▸ **WHAT NEEDS TO BE DONE**
Check every line for the word "image" and give the number of lines where it occurs, nothing else.
>> begin
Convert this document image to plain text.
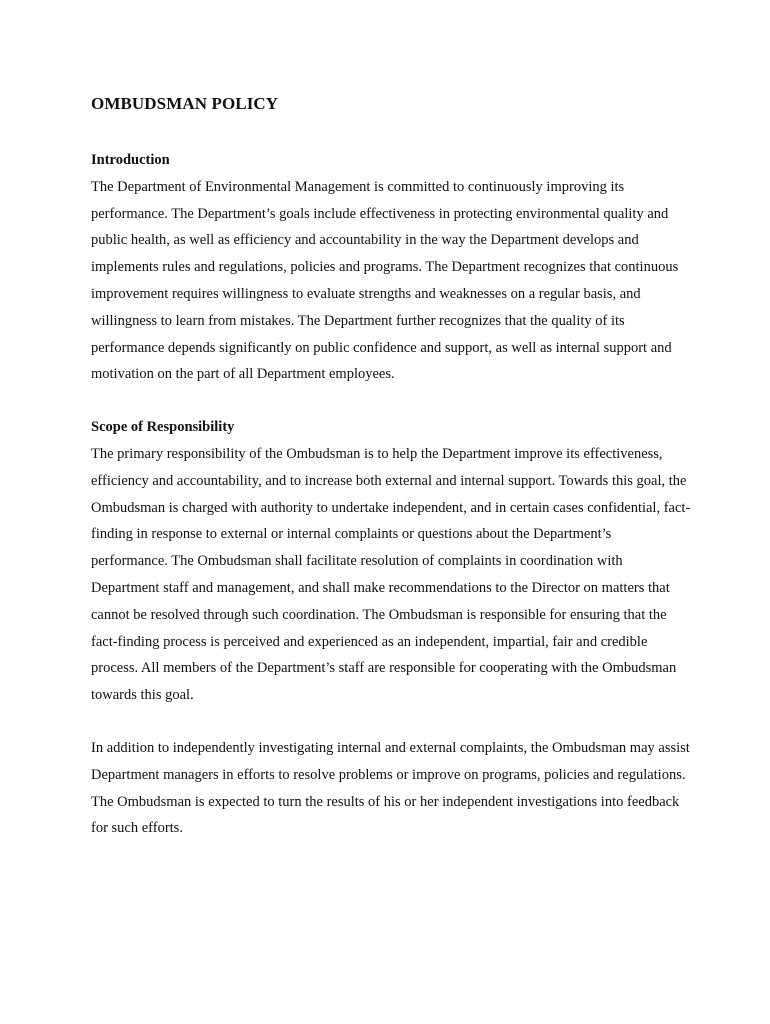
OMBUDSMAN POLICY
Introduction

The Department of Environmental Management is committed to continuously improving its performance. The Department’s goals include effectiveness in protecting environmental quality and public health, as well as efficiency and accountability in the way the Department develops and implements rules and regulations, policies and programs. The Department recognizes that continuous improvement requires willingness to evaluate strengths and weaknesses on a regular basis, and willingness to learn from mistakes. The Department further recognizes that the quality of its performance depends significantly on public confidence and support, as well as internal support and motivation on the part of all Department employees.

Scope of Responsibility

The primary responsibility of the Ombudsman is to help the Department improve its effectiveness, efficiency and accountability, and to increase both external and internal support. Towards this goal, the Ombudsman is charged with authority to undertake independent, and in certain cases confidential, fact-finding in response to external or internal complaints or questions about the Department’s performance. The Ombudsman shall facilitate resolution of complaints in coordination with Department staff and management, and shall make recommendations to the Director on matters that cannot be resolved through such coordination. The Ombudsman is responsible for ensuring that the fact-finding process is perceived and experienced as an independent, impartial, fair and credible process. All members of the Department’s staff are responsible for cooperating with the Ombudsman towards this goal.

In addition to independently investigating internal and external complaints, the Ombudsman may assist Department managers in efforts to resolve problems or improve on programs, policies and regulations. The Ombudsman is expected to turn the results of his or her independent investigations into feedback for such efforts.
>> end
>> begin
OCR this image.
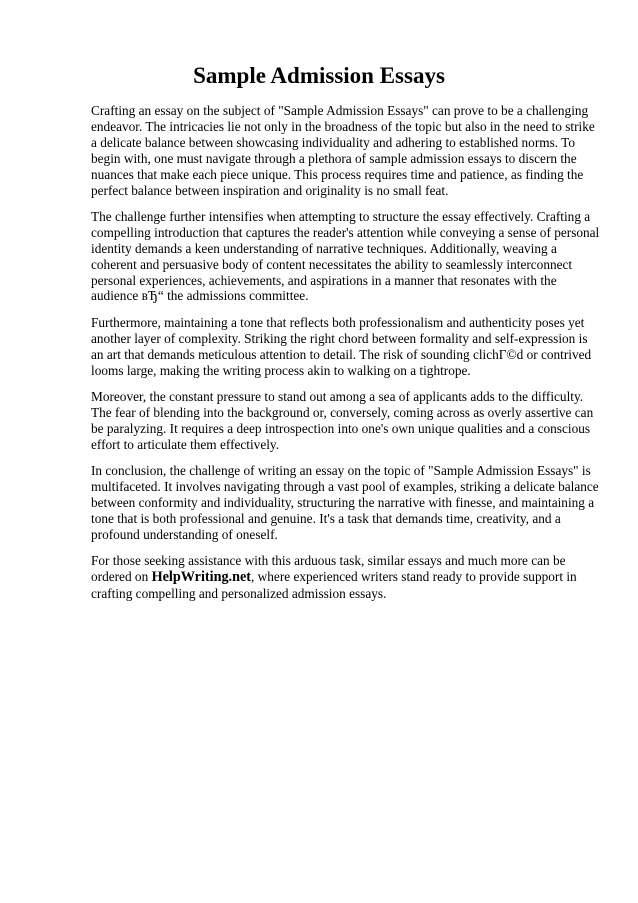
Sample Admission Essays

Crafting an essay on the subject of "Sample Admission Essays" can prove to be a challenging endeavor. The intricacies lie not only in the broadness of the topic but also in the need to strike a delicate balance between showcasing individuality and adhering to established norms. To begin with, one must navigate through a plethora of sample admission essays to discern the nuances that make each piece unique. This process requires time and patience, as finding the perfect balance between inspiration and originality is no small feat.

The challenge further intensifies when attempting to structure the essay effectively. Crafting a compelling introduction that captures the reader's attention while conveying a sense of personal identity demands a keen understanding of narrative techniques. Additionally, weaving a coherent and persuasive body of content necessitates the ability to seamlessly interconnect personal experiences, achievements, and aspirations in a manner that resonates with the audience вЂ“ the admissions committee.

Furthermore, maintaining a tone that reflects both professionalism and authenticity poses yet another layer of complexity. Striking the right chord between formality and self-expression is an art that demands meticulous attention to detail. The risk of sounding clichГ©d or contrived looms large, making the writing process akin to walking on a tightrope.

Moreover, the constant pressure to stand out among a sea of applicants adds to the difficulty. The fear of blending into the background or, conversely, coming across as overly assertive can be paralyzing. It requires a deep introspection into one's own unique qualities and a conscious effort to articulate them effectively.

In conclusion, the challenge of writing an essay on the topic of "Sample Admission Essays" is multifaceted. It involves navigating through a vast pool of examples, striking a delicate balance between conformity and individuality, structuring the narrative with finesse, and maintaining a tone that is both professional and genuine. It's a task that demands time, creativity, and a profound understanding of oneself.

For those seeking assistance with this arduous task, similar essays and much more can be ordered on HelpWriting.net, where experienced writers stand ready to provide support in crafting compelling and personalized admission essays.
>> end
▸ **EXERCISE SOLUTION**
2